_Request_
In the lines below, find the one that contains "OCR this image." and write it out exactly, along with every line that follows it.

[START Material]

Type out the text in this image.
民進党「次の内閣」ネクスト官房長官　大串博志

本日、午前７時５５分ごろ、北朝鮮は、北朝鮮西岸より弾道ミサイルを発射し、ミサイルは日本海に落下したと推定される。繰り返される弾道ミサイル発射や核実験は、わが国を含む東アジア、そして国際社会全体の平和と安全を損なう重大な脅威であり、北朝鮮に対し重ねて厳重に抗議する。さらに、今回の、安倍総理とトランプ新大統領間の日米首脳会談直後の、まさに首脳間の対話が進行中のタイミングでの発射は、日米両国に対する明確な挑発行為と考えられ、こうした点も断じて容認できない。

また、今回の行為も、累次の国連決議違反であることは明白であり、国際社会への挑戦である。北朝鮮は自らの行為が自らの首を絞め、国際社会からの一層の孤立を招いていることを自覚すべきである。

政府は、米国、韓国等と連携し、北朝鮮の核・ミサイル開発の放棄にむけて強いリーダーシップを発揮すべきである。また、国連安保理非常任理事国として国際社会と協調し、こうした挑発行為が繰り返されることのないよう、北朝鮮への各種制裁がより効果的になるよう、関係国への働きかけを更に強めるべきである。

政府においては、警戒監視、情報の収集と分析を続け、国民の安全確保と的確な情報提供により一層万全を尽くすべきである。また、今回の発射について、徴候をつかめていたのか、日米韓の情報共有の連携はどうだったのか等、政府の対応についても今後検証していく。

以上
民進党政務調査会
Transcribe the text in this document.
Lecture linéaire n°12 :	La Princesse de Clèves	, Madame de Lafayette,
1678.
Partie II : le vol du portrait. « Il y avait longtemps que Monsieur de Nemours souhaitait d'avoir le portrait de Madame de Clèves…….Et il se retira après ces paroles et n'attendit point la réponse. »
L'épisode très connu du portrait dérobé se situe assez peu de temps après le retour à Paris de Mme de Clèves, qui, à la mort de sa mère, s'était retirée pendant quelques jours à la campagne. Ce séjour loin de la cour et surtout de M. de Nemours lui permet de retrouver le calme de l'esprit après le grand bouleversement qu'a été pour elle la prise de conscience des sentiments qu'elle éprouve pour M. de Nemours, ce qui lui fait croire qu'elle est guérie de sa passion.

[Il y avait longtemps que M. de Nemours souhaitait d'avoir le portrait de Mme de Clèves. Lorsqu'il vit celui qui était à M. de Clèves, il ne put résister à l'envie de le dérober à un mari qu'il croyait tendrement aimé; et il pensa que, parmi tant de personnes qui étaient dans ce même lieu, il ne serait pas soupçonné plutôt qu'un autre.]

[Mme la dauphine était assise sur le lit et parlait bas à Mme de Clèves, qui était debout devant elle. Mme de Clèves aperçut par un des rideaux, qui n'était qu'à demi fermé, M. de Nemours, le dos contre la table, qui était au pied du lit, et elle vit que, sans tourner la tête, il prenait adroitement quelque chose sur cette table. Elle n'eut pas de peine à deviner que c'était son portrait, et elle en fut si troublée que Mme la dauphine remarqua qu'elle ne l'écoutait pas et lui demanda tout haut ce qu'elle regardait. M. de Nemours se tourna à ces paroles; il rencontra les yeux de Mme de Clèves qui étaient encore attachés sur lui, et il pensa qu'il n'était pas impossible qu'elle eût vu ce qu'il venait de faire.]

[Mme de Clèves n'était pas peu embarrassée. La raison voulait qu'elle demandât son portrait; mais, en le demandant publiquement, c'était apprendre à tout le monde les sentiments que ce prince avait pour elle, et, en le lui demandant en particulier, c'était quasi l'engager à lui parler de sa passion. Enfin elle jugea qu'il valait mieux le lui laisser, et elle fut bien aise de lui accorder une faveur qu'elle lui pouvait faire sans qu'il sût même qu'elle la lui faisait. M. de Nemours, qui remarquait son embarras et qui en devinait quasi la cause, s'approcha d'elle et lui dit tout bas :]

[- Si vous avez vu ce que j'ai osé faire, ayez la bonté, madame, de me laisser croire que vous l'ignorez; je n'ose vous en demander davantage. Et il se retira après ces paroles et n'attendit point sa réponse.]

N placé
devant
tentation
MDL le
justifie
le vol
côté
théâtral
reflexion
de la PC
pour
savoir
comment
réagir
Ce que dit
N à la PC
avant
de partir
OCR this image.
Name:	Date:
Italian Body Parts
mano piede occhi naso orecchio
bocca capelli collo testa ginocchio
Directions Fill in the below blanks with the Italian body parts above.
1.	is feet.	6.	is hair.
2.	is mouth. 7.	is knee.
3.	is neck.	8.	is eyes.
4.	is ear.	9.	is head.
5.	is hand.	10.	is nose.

[END Material]

_Exercise answer_
OCR this image.
Name:	Date:
Italian Body Parts
mano piede occhi naso orecchio
bocca capelli collo testa ginocchio
Directions Fill in the below blanks with the Italian body parts above.
1.	is feet.	6.	is hair.
2.	is mouth. 7.	is knee.
3.	is neck.	8.	is eyes.
4.	is ear.	9.	is head.
5.	is hand.	10.	is nose.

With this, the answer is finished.